##### EXTRACTED ENTRIES #####
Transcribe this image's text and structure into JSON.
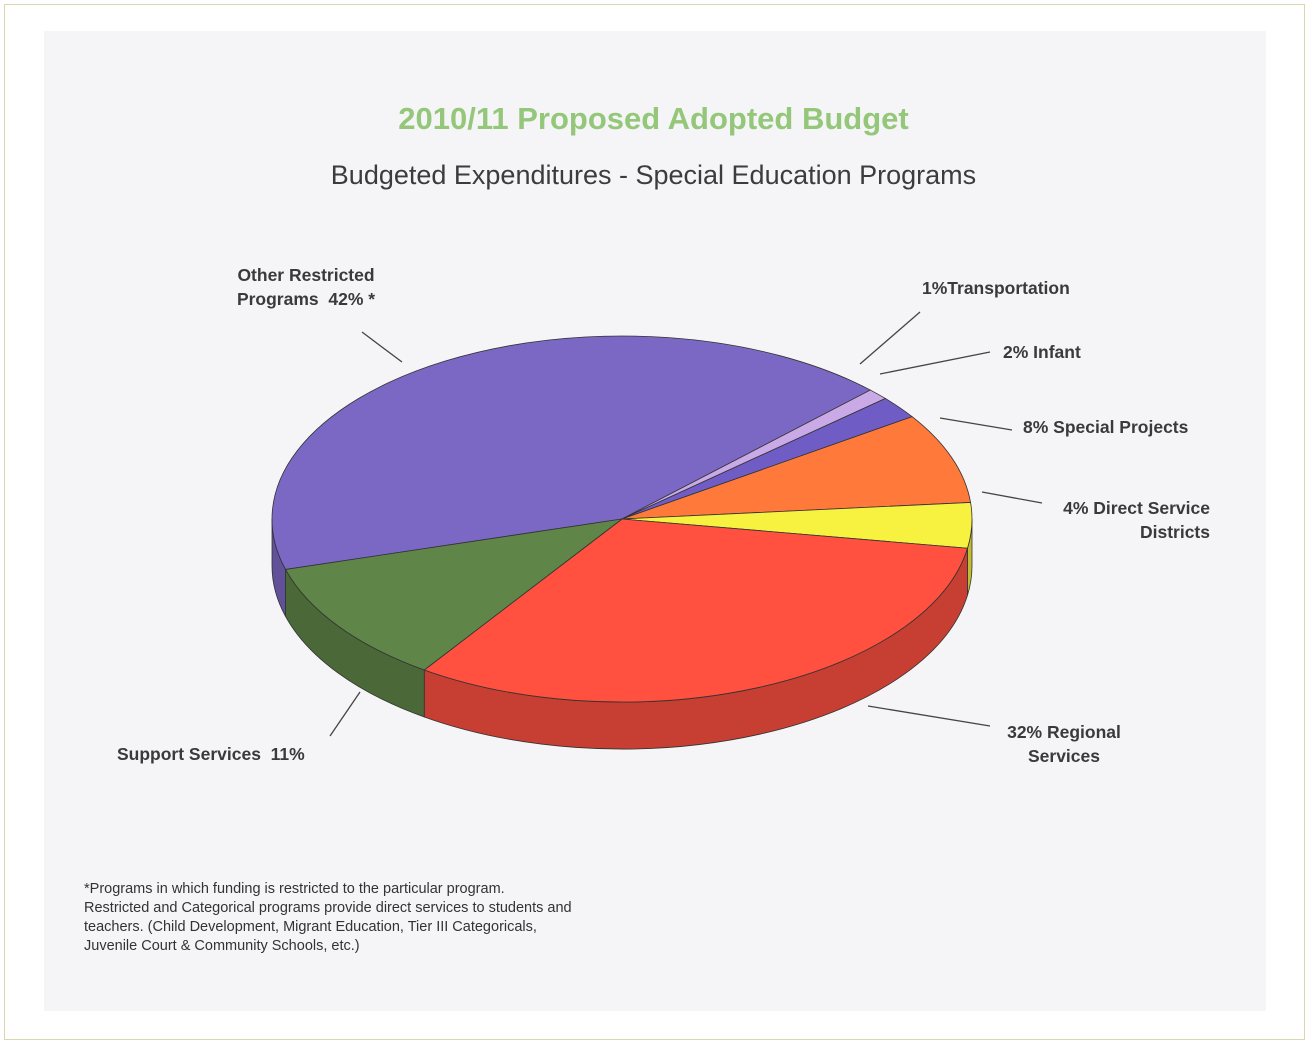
{
  "chart_data": {
    "type": "pie",
    "title": "2010/11 Proposed Adopted Budget",
    "subtitle": "Budgeted Expenditures - Special Education Programs",
    "slices": [
      {
        "name": "Other Restricted Programs",
        "value": 42,
        "label": "Other Restricted\nPrograms  42% *",
        "color": "#7b68c4"
      },
      {
        "name": "Transportation",
        "value": 1,
        "label": "1%Transportation",
        "color": "#c9a9e6"
      },
      {
        "name": "Infant",
        "value": 2,
        "label": "2% Infant",
        "color": "#6f5cc4"
      },
      {
        "name": "Special Projects",
        "value": 8,
        "label": "8% Special Projects",
        "color": "#ff7a3a"
      },
      {
        "name": "Direct Service Districts",
        "value": 4,
        "label": "4% Direct Service\nDistricts",
        "color": "#f7f140"
      },
      {
        "name": "Regional Services",
        "value": 32,
        "label": "32% Regional\nServices",
        "color": "#ff5040"
      },
      {
        "name": "Support Services",
        "value": 11,
        "label": "Support Services  11%",
        "color": "#5f8548"
      }
    ],
    "footnote": [
      "*Programs in which funding is restricted to the particular program.",
      " Restricted and Categorical programs provide direct services to students and",
      " teachers. (Child Development, Migrant Education, Tier III Categoricals,",
      " Juvenile Court & Community Schools, etc.)"
    ],
    "legend": "none"
  }
}
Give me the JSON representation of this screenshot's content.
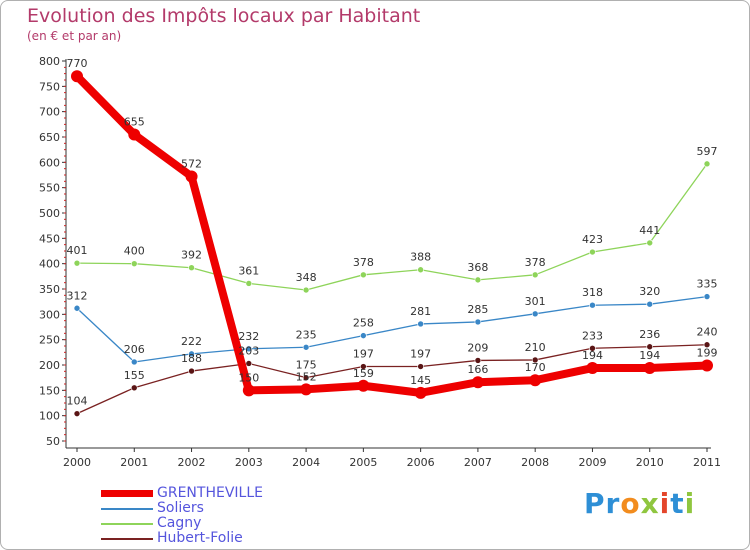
{
  "chart_data": {
    "type": "line",
    "title": "Evolution des Impôts locaux par Habitant",
    "subtitle": "(en € et par an)",
    "xlabel": "",
    "ylabel": "",
    "categories": [
      "2000",
      "2001",
      "2002",
      "2003",
      "2004",
      "2005",
      "2006",
      "2007",
      "2008",
      "2009",
      "2010",
      "2011"
    ],
    "ylim": [
      50,
      800
    ],
    "yticks": [
      50,
      100,
      150,
      200,
      250,
      300,
      350,
      400,
      450,
      500,
      550,
      600,
      650,
      700,
      750,
      800
    ],
    "grid": false,
    "legend_position": "bottom-left",
    "series": [
      {
        "name": "GRENTHEVILLE",
        "color": "#ee0000",
        "values": [
          770,
          655,
          572,
          150,
          152,
          159,
          145,
          166,
          170,
          194,
          194,
          199
        ],
        "labels": [
          "770",
          "655",
          "572",
          "150",
          "152",
          "159",
          "145",
          "166",
          "170",
          "194",
          "194",
          "199"
        ]
      },
      {
        "name": "Soliers",
        "color": "#3a87c7",
        "values": [
          312,
          206,
          222,
          232,
          235,
          258,
          281,
          285,
          301,
          318,
          320,
          335
        ],
        "labels": [
          "312",
          "206",
          "222",
          "232",
          "235",
          "258",
          "281",
          "285",
          "301",
          "318",
          "320",
          "335"
        ]
      },
      {
        "name": "Cagny",
        "color": "#8ed45a",
        "values": [
          401,
          400,
          392,
          361,
          348,
          378,
          388,
          368,
          378,
          423,
          441,
          597
        ],
        "labels": [
          "401",
          "400",
          "392",
          "361",
          "348",
          "378",
          "388",
          "368",
          "378",
          "423",
          "441",
          "597"
        ]
      },
      {
        "name": "Hubert-Folie",
        "color": "#7a2222",
        "values": [
          104,
          155,
          188,
          203,
          175,
          197,
          197,
          209,
          210,
          233,
          236,
          240
        ],
        "labels": [
          "104",
          "155",
          "188",
          "203",
          "175",
          "197",
          "197",
          "209",
          "210",
          "233",
          "236",
          "240"
        ]
      }
    ]
  },
  "brand": {
    "logo_text": "Proxiti"
  }
}
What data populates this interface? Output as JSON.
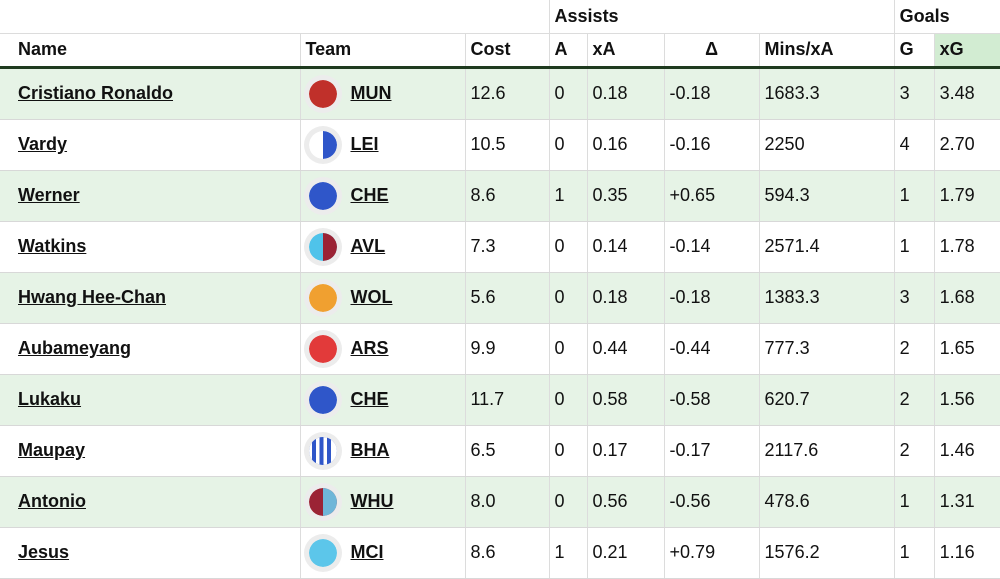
{
  "groups": {
    "assists": "Assists",
    "goals": "Goals"
  },
  "columns": {
    "name": "Name",
    "team": "Team",
    "cost": "Cost",
    "a": "A",
    "xa": "xA",
    "delta": "Δ",
    "mins_xa": "Mins/xA",
    "g": "G",
    "xg": "xG"
  },
  "rows": [
    {
      "name": "Cristiano Ronaldo",
      "team": "MUN",
      "kit": "mun-red-icon",
      "kit_colors": [
        "#c0302a"
      ],
      "cost": "12.6",
      "a": "0",
      "xa": "0.18",
      "delta": "-0.18",
      "mins_xa": "1683.3",
      "g": "3",
      "xg": "3.48"
    },
    {
      "name": "Vardy",
      "team": "LEI",
      "kit": "lei-blue-white-icon",
      "kit_colors": [
        "#ffffff",
        "#2f56c9"
      ],
      "cost": "10.5",
      "a": "0",
      "xa": "0.16",
      "delta": "-0.16",
      "mins_xa": "2250",
      "g": "4",
      "xg": "2.70"
    },
    {
      "name": "Werner",
      "team": "CHE",
      "kit": "che-blue-icon",
      "kit_colors": [
        "#2f56c9"
      ],
      "cost": "8.6",
      "a": "1",
      "xa": "0.35",
      "delta": "+0.65",
      "mins_xa": "594.3",
      "g": "1",
      "xg": "1.79"
    },
    {
      "name": "Watkins",
      "team": "AVL",
      "kit": "avl-claret-blue-icon",
      "kit_colors": [
        "#4fc3ea",
        "#9b2335"
      ],
      "cost": "7.3",
      "a": "0",
      "xa": "0.14",
      "delta": "-0.14",
      "mins_xa": "2571.4",
      "g": "1",
      "xg": "1.78"
    },
    {
      "name": "Hwang Hee-Chan",
      "team": "WOL",
      "kit": "wol-orange-icon",
      "kit_colors": [
        "#f0a030"
      ],
      "cost": "5.6",
      "a": "0",
      "xa": "0.18",
      "delta": "-0.18",
      "mins_xa": "1383.3",
      "g": "3",
      "xg": "1.68"
    },
    {
      "name": "Aubameyang",
      "team": "ARS",
      "kit": "ars-red-icon",
      "kit_colors": [
        "#e23a3a"
      ],
      "cost": "9.9",
      "a": "0",
      "xa": "0.44",
      "delta": "-0.44",
      "mins_xa": "777.3",
      "g": "2",
      "xg": "1.65"
    },
    {
      "name": "Lukaku",
      "team": "CHE",
      "kit": "che-blue-icon",
      "kit_colors": [
        "#2f56c9"
      ],
      "cost": "11.7",
      "a": "0",
      "xa": "0.58",
      "delta": "-0.58",
      "mins_xa": "620.7",
      "g": "2",
      "xg": "1.56"
    },
    {
      "name": "Maupay",
      "team": "BHA",
      "kit": "bha-stripes-icon",
      "kit_colors": [
        "#2f56c9",
        "#ffffff"
      ],
      "cost": "6.5",
      "a": "0",
      "xa": "0.17",
      "delta": "-0.17",
      "mins_xa": "2117.6",
      "g": "2",
      "xg": "1.46"
    },
    {
      "name": "Antonio",
      "team": "WHU",
      "kit": "whu-claret-blue-icon",
      "kit_colors": [
        "#9b2335",
        "#6fb6d8"
      ],
      "cost": "8.0",
      "a": "0",
      "xa": "0.56",
      "delta": "-0.56",
      "mins_xa": "478.6",
      "g": "1",
      "xg": "1.31"
    },
    {
      "name": "Jesus",
      "team": "MCI",
      "kit": "mci-sky-blue-icon",
      "kit_colors": [
        "#5cc6ea"
      ],
      "cost": "8.6",
      "a": "1",
      "xa": "0.21",
      "delta": "+0.79",
      "mins_xa": "1576.2",
      "g": "1",
      "xg": "1.16"
    }
  ]
}
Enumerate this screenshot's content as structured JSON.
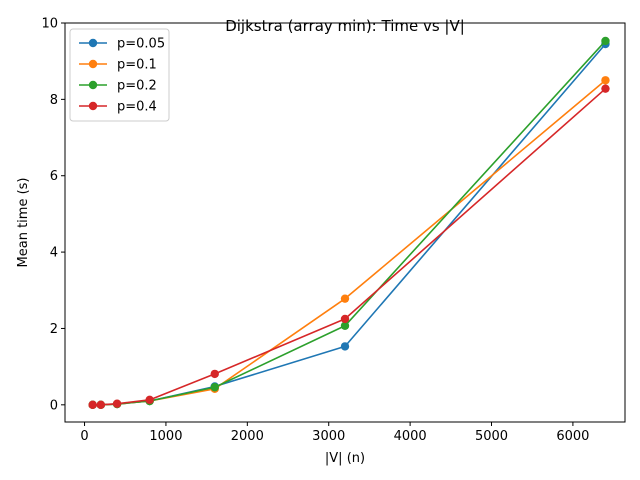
{
  "chart_data": {
    "type": "line",
    "title": "Dijkstra (array min): Time vs |V|",
    "xlabel": "|V| (n)",
    "ylabel": "Mean time (s)",
    "xlim": [
      -240,
      6640
    ],
    "ylim": [
      -0.45,
      10
    ],
    "xticks": [
      0,
      1000,
      2000,
      3000,
      4000,
      5000,
      6000
    ],
    "yticks": [
      0,
      2,
      4,
      6,
      8,
      10
    ],
    "x": [
      100,
      200,
      400,
      800,
      1600,
      3200,
      6400
    ],
    "grid": false,
    "legend_position": "top-left",
    "series": [
      {
        "name": "p=0.05",
        "color": "#1f77b4",
        "values": [
          0.0,
          0.0,
          0.02,
          0.1,
          0.48,
          1.53,
          9.45
        ]
      },
      {
        "name": "p=0.1",
        "color": "#ff7f0e",
        "values": [
          0.0,
          0.0,
          0.02,
          0.1,
          0.42,
          2.78,
          8.5
        ]
      },
      {
        "name": "p=0.2",
        "color": "#2ca02c",
        "values": [
          0.0,
          0.0,
          0.02,
          0.1,
          0.46,
          2.07,
          9.53
        ]
      },
      {
        "name": "p=0.4",
        "color": "#d62728",
        "values": [
          0.0,
          0.0,
          0.03,
          0.13,
          0.81,
          2.25,
          8.28
        ]
      }
    ]
  }
}
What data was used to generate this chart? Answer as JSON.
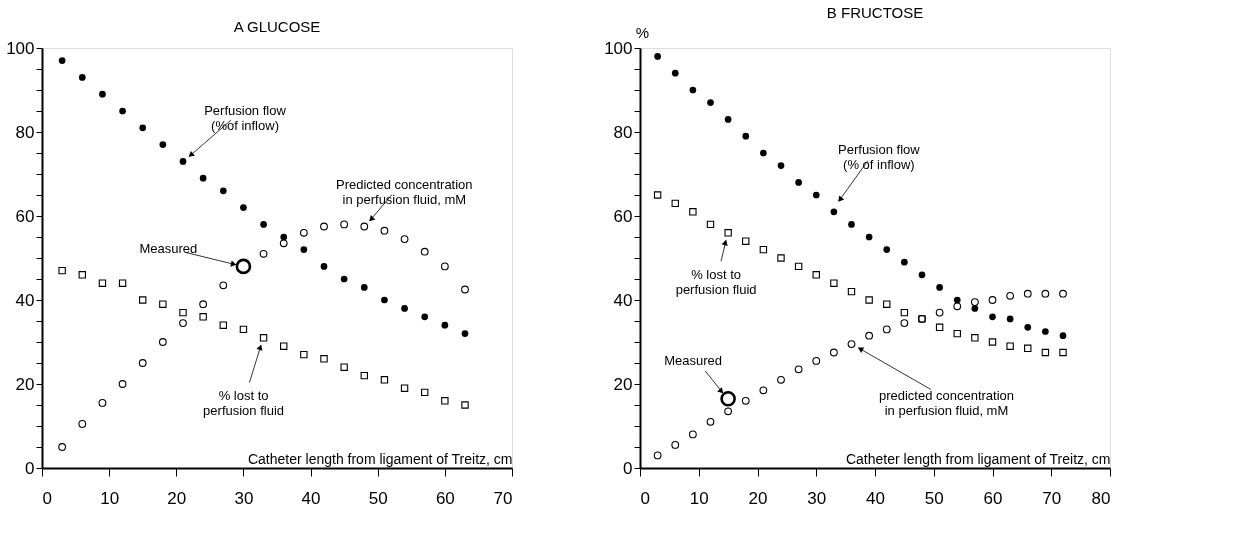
{
  "chart_data": [
    {
      "type": "scatter",
      "title": "A GLUCOSE",
      "xlabel": "Catheter length from ligament of Treitz,  cm",
      "x": [
        3,
        6,
        9,
        12,
        15,
        18,
        21,
        24,
        27,
        30,
        33,
        36,
        39,
        42,
        45,
        48,
        51,
        54,
        57,
        60,
        63
      ],
      "series": [
        {
          "color": "#000000",
          "marker": "circle",
          "values": [
            97,
            93,
            89,
            85,
            81,
            77,
            73,
            69,
            66,
            62,
            58,
            55,
            52,
            48,
            45,
            43,
            40,
            38,
            36,
            34,
            32
          ]
        },
        {
          "color": "#000000",
          "marker": "circle",
          "values": [
            5,
            10.5,
            15.5,
            20,
            25,
            30,
            34.5,
            39,
            43.5,
            null,
            51,
            53.5,
            56,
            57.5,
            58,
            57.5,
            56.5,
            54.5,
            51.5,
            48,
            42.5
          ]
        },
        {
          "color": "#000000",
          "marker": "square",
          "values": [
            47,
            46,
            44,
            44,
            40,
            39,
            37,
            36,
            34,
            33,
            31,
            29,
            27,
            26,
            24,
            22,
            21,
            19,
            18,
            16,
            15
          ]
        },
        {
          "type": "scatter",
          "color": "#000000",
          "marker": "circle",
          "x": [
            30
          ],
          "values": [
            48
          ]
        }
      ],
      "xlim": [
        0,
        70
      ],
      "xticks": [
        0,
        10,
        20,
        30,
        40,
        50,
        60,
        70
      ],
      "ylim": [
        0,
        100
      ],
      "yticks": [
        0,
        {
          "value": 5,
          "label": null
        },
        {
          "value": 10,
          "label": null
        },
        {
          "value": 15,
          "label": null
        },
        20,
        {
          "value": 25,
          "label": null
        },
        {
          "value": 30,
          "label": null
        },
        {
          "value": 35,
          "label": null
        },
        40,
        {
          "value": 45,
          "label": null
        },
        {
          "value": 50,
          "label": null
        },
        {
          "value": 55,
          "label": null
        },
        60,
        {
          "value": 65,
          "label": null
        },
        {
          "value": 70,
          "label": null
        },
        {
          "value": 75,
          "label": null
        },
        80,
        {
          "value": 85,
          "label": null
        },
        {
          "value": 90,
          "label": null
        },
        {
          "value": 95,
          "label": null
        },
        100
      ],
      "grid": false,
      "annotations": [
        {
          "text": "Perfusion flow\n(%of inflow)",
          "x": 21,
          "y": 73
        },
        {
          "text": "Predicted concentration\nin perfusion fluid, mM",
          "x": 48,
          "y": 57.5
        },
        {
          "text": "Measured",
          "x": 30,
          "y": 48
        },
        {
          "text": "% lost to\nperfusion fluid",
          "x": 33,
          "y": 31
        }
      ]
    },
    {
      "type": "scatter",
      "title": "B FRUCTOSE",
      "ylabel": "%",
      "xlabel": "Catheter length from ligament of Treitz,  cm",
      "x": [
        3,
        6,
        9,
        12,
        15,
        18,
        21,
        24,
        27,
        30,
        33,
        36,
        39,
        42,
        45,
        48,
        51,
        54,
        57,
        60,
        63,
        66,
        69,
        72
      ],
      "series": [
        {
          "color": "#000000",
          "marker": "circle",
          "values": [
            98,
            94,
            90,
            87,
            83,
            79,
            75,
            72,
            68,
            65,
            61,
            58,
            55,
            52,
            49,
            46,
            43,
            40,
            38,
            36,
            35.5,
            33.5,
            32.5,
            31.5
          ]
        },
        {
          "color": "#000000",
          "marker": "circle",
          "values": [
            3,
            5.5,
            8,
            11,
            13.5,
            16,
            18.5,
            21,
            23.5,
            25.5,
            27.5,
            29.5,
            31.5,
            33,
            34.5,
            35.5,
            37,
            38.5,
            39.5,
            40,
            41,
            41.5,
            41.5,
            41.5
          ]
        },
        {
          "color": "#000000",
          "marker": "square",
          "values": [
            65,
            63,
            61,
            58,
            56,
            54,
            52,
            50,
            48,
            46,
            44,
            42,
            40,
            39,
            37,
            35.5,
            33.5,
            32,
            31,
            30,
            29,
            28.5,
            27.5,
            27.5
          ]
        },
        {
          "type": "scatter",
          "color": "#000000",
          "marker": "circle",
          "x": [
            15
          ],
          "values": [
            16.5
          ]
        }
      ],
      "xlim": [
        0,
        80
      ],
      "xticks": [
        0,
        10,
        20,
        30,
        40,
        50,
        60,
        70,
        80
      ],
      "ylim": [
        0,
        100
      ],
      "yticks": [
        0,
        {
          "value": 5,
          "label": null
        },
        {
          "value": 10,
          "label": null
        },
        {
          "value": 15,
          "label": null
        },
        20,
        {
          "value": 25,
          "label": null
        },
        {
          "value": 30,
          "label": null
        },
        {
          "value": 35,
          "label": null
        },
        40,
        {
          "value": 45,
          "label": null
        },
        {
          "value": 50,
          "label": null
        },
        {
          "value": 55,
          "label": null
        },
        60,
        {
          "value": 65,
          "label": null
        },
        {
          "value": 70,
          "label": null
        },
        {
          "value": 75,
          "label": null
        },
        80,
        {
          "value": 85,
          "label": null
        },
        {
          "value": 90,
          "label": null
        },
        {
          "value": 95,
          "label": null
        },
        100
      ],
      "grid": false,
      "annotations": [
        {
          "text": "Perfusion flow\n(% of inflow)",
          "x": 33,
          "y": 62
        },
        {
          "text": "% lost to\nperfusion fluid",
          "x": 15,
          "y": 56
        },
        {
          "text": "Measured",
          "x": 15,
          "y": 16.5
        },
        {
          "text": "predicted concentration\nin perfusion fluid, mM",
          "x": 36,
          "y": 29.5
        }
      ]
    }
  ]
}
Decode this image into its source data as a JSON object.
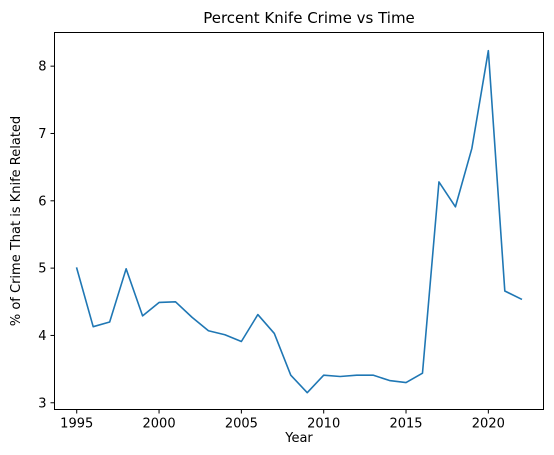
{
  "chart_data": {
    "type": "line",
    "title": "Percent Knife Crime vs Time",
    "xlabel": "Year",
    "ylabel": "% of Crime That is Knife Related",
    "xlim": [
      1993.65,
      2023.35
    ],
    "ylim": [
      2.9,
      8.5
    ],
    "xticks": [
      1995,
      2000,
      2005,
      2010,
      2015,
      2020
    ],
    "yticks": [
      3,
      4,
      5,
      6,
      7,
      8
    ],
    "grid": false,
    "series": [
      {
        "color": "#1f77b4",
        "x": [
          1995,
          1996,
          1997,
          1998,
          1999,
          2000,
          2001,
          2002,
          2003,
          2004,
          2005,
          2006,
          2007,
          2008,
          2009,
          2010,
          2011,
          2012,
          2013,
          2014,
          2015,
          2016,
          2017,
          2018,
          2019,
          2020,
          2021,
          2022
        ],
        "y": [
          5.0,
          4.13,
          4.2,
          4.99,
          4.29,
          4.49,
          4.5,
          4.27,
          4.07,
          4.01,
          3.91,
          4.31,
          4.03,
          3.41,
          3.15,
          3.41,
          3.39,
          3.41,
          3.41,
          3.33,
          3.3,
          3.44,
          6.28,
          5.91,
          6.78,
          8.23,
          4.66,
          4.54
        ]
      }
    ]
  }
}
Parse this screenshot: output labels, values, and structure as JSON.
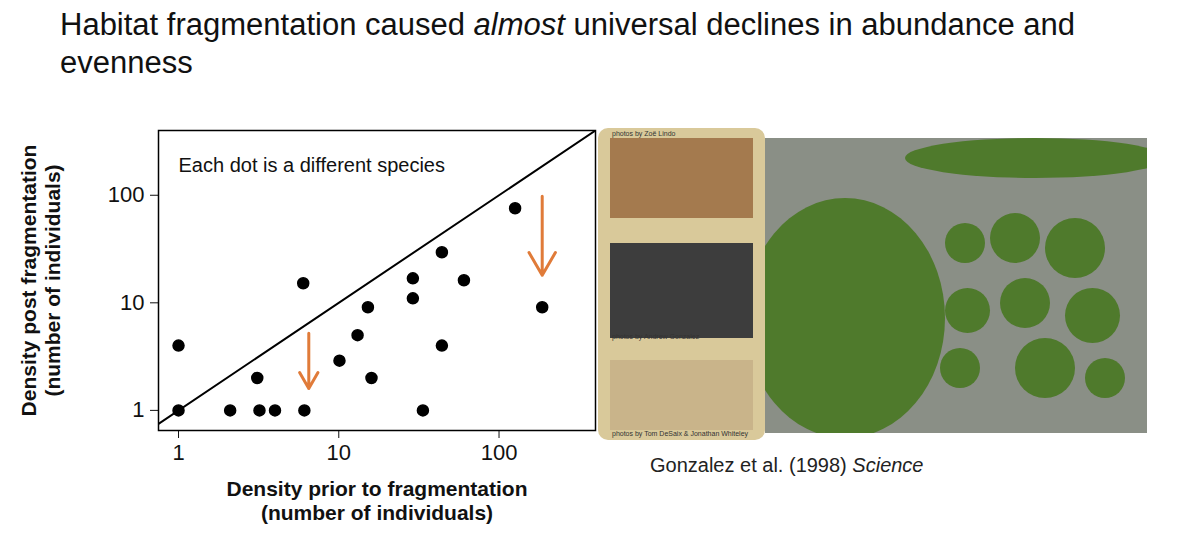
#####
Copy every line of the listing that contains the word "cost".

OUTPUT BELOW:
    "cost": "Cost",
      "cost": "12.6",
      "cost": "10.5",
      "cost": "8.6",
      "cost": "7.3",
      "cost": "5.6",
      "cost": "9.9",
      "cost": "11.7",
      "cost": "6.5",
      "cost": "8.0",
      "cost": "8.6",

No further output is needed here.